▶ TEXT FOR ANALYSIS:
>>>>

HARLINGEN — Families already have felt the impact of coronavirus-induced business shutdowns personally, with some of them trying to cope with multiple members temporarily out of work.
But the statistical impact is now becoming apparent, with U.S. Labor Department figures showing a ballooning jobless rate in the Brownsville-Harlingen Metropolitan Statistical Area.
The Brownsville-Harlingen MSA jobless rate was 5.8 percent in February and 7.4 percent in March, which is actually when the shelter-at-home orders which shut down thousands of businesses became active.
Now, a personal financial-technology company called MoneyGeek has crunched those Labor Department numbers and is projecting that at its peak the unemployment rate in the area will reach 30 percent.
In Texas as a whole, the estimated jobless rate now is 9 percent, said Hilary Adler, director of content marketing for San Francisco-based MoneyGeek.
“MoneyGeek expects the employment situation to worsen in Texas and Brownsville-Harlingen,” Adler said. “Looking at Brownsville-Harlingen, there are about 170,000 people in the workforce which accounts for around 1 percent of the workforce in Texas.

<<<<

Structured page parsing data:
>>>>

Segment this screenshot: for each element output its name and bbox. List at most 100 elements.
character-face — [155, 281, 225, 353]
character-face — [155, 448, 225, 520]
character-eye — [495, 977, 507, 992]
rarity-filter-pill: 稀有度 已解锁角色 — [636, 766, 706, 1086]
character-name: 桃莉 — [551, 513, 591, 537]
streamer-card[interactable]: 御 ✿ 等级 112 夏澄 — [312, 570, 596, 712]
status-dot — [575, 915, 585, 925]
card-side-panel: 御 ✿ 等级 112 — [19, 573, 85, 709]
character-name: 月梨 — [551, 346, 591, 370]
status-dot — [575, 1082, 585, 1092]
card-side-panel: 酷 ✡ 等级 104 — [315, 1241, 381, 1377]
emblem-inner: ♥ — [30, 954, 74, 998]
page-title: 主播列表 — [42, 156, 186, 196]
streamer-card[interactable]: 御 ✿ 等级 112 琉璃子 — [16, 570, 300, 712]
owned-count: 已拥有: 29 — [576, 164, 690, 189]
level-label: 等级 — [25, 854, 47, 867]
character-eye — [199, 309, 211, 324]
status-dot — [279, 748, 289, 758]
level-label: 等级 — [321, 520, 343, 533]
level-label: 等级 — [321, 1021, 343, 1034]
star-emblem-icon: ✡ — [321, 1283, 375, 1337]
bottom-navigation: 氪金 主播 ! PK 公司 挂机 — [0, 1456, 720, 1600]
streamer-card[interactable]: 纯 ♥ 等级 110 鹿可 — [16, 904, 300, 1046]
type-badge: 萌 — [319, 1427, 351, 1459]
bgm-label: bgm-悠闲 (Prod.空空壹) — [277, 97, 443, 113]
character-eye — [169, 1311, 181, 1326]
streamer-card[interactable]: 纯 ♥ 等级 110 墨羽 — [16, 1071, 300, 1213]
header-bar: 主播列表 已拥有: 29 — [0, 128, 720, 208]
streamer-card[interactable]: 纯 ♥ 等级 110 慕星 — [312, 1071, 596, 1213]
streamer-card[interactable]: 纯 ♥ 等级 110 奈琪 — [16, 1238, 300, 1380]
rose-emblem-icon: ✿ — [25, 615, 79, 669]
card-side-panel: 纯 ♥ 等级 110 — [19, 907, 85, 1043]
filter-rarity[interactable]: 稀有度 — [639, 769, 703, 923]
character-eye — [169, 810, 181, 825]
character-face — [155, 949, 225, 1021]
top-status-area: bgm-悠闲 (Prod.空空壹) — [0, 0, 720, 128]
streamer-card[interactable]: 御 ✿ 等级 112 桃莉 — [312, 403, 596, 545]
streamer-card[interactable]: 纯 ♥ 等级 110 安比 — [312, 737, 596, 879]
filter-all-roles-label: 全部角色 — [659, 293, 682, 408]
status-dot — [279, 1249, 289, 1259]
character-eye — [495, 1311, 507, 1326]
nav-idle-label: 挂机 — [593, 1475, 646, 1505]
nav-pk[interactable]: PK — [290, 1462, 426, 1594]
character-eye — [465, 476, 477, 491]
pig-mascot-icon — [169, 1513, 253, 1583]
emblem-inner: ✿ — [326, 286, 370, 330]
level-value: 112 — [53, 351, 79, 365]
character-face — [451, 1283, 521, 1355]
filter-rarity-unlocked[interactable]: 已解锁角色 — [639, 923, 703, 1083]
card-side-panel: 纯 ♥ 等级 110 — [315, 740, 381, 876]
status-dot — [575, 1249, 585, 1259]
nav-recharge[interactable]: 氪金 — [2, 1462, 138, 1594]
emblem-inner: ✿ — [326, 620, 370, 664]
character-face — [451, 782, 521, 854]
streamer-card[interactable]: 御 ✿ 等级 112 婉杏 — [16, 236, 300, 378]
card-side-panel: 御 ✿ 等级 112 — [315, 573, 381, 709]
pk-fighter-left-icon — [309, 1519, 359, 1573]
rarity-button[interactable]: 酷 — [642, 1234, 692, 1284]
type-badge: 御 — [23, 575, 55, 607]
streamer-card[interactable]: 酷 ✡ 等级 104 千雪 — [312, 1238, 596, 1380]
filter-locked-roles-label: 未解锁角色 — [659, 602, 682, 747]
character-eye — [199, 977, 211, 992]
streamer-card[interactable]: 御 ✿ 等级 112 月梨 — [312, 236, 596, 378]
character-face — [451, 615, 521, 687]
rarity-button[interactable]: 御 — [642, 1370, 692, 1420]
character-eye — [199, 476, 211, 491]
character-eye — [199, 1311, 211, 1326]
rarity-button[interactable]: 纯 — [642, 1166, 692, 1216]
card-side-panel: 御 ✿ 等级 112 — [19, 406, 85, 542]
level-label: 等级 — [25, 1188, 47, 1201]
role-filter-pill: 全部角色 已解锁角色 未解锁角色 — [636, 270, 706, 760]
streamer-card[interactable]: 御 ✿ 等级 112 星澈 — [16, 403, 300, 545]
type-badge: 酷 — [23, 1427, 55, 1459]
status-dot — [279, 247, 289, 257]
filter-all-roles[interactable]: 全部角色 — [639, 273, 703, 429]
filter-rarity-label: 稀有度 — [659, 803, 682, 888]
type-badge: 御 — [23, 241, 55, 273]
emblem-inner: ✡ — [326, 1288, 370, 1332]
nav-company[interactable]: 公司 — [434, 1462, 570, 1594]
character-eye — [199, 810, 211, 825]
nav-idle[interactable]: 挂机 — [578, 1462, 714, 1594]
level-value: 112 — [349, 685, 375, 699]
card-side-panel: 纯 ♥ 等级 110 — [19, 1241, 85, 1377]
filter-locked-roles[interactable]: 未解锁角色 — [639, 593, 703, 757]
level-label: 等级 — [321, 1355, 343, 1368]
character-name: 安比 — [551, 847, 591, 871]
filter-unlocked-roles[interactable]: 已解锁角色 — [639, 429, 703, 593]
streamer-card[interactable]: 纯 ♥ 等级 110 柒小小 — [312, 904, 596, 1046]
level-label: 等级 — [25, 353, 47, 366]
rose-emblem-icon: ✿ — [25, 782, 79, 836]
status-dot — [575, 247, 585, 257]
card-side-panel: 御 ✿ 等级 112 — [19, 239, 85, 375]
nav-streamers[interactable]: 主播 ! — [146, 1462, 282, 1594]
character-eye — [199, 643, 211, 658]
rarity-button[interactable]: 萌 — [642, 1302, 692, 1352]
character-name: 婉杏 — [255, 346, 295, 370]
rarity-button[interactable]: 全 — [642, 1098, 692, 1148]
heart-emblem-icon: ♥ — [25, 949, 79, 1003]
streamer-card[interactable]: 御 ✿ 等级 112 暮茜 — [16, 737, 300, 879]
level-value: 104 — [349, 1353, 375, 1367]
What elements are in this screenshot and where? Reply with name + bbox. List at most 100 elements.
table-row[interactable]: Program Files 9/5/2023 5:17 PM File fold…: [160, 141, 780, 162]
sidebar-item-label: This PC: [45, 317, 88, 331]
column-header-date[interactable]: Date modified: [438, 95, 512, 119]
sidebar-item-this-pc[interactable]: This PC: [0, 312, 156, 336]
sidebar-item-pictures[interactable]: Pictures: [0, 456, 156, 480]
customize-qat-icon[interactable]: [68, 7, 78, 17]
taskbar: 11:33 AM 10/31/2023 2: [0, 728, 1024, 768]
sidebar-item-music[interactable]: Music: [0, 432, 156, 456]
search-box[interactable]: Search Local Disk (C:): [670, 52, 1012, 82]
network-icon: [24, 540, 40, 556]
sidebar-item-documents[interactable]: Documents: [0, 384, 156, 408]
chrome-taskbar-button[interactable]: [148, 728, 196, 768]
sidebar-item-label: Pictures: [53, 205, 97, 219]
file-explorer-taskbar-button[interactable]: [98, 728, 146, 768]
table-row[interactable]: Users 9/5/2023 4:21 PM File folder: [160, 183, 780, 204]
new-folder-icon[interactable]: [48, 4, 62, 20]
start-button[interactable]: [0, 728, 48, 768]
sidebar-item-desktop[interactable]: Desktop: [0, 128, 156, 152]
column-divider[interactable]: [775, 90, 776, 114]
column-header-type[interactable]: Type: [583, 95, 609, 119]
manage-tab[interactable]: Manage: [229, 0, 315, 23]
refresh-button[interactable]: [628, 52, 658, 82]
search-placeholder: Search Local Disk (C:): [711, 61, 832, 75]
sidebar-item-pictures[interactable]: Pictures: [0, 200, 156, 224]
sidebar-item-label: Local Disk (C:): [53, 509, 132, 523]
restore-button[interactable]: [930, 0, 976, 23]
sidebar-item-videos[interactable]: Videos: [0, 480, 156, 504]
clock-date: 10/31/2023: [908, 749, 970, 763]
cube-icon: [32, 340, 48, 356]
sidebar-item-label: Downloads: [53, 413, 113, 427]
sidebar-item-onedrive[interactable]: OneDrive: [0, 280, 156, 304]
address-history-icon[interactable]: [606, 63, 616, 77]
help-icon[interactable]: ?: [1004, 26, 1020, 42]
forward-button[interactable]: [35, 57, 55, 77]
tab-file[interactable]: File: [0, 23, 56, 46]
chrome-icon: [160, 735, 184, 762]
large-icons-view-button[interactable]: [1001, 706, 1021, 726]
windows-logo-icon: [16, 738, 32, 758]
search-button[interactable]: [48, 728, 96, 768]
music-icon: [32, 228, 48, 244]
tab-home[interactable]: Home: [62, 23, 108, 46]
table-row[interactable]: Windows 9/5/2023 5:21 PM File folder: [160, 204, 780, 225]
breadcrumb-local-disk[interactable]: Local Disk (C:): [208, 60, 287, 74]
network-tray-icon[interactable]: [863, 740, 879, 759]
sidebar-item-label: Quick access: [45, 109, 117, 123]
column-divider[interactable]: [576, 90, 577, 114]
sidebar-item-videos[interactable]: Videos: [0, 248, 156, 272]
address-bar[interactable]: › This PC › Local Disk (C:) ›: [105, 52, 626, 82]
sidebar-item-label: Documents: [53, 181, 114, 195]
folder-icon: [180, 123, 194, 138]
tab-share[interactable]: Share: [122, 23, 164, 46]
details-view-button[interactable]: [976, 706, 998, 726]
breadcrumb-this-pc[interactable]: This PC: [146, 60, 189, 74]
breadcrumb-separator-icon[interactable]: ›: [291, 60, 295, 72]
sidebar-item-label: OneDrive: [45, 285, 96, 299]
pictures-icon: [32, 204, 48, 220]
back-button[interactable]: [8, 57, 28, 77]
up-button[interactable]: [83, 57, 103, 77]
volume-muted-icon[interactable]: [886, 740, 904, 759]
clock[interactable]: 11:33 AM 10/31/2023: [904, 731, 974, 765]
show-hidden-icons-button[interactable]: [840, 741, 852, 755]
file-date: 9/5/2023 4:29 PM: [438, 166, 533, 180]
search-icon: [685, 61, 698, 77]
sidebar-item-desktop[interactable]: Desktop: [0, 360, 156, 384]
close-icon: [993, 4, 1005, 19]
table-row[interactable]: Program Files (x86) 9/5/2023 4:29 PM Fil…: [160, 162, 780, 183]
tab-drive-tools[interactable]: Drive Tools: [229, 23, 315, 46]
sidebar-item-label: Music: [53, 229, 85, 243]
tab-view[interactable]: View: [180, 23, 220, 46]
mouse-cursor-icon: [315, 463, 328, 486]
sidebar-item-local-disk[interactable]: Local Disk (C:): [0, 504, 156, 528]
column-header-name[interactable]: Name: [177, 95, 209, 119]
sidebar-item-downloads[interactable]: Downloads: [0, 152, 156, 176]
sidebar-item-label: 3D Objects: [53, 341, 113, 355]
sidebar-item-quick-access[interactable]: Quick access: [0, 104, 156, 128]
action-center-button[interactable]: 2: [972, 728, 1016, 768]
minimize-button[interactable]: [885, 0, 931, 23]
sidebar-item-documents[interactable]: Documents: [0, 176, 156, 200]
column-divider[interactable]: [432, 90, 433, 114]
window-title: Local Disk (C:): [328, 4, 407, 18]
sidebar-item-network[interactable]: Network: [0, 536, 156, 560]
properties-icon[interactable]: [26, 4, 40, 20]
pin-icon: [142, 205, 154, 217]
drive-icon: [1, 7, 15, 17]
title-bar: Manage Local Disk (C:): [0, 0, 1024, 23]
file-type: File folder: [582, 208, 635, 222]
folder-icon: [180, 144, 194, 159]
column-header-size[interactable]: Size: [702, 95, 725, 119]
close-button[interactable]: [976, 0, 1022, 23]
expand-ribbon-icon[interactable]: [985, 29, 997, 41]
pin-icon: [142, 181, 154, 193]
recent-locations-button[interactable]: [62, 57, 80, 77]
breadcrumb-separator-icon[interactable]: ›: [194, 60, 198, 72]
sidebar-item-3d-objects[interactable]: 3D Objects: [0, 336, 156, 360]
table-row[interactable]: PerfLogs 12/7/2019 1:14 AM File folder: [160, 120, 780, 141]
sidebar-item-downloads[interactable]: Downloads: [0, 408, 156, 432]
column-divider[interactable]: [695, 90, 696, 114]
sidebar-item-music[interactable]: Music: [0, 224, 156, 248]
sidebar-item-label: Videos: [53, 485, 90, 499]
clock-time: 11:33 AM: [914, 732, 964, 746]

<<<<

▶ WHAT YOU NEED TO DO:
#1 List every percentage figure given in the article on unemployment in the Brownsville-Harlingen area, in the order they appear.
#2 Carry on the article about the Brownsville-Harlingen jobless rate, starting right after its last sentence.

▶ REPLIES:
#1 5.8 percent, 7.4 percent, 30 percent, 9 percent, 1 percent

#2
“One percent on the surface sounds low but Texas is a massive state,” she added. “Our forecast of Brownsville-Harlingen is that at its peak, unemployment will be 30 percent or around 50,000 workers.”
These projections would far surpass the previously record high jobless numbers in the Brownsville-Harlingen MSA, which occurred during the Great Recession from 2009-2012, when job losses topped out at 20,000 workers, Adler said.
“It’s worse than the Great Recession in the context that the Great Recession was a couple of years of job losses,” Adler said, “and it’s just unprecedented, immediate job losses at extremely high numbers. It just went from zero-to-60.”
Adler said the breakdown of industry sectors where jobs are being lost shows health care being hit hardest in the area.
“The sector breakdown on that is that the majority of lost jobs in Brownsville-Harlingen are going to come from service-providing industry,” she said. “Now this may be surprising but the top sector within that umbrella is health care with around 13,700 lost jobs.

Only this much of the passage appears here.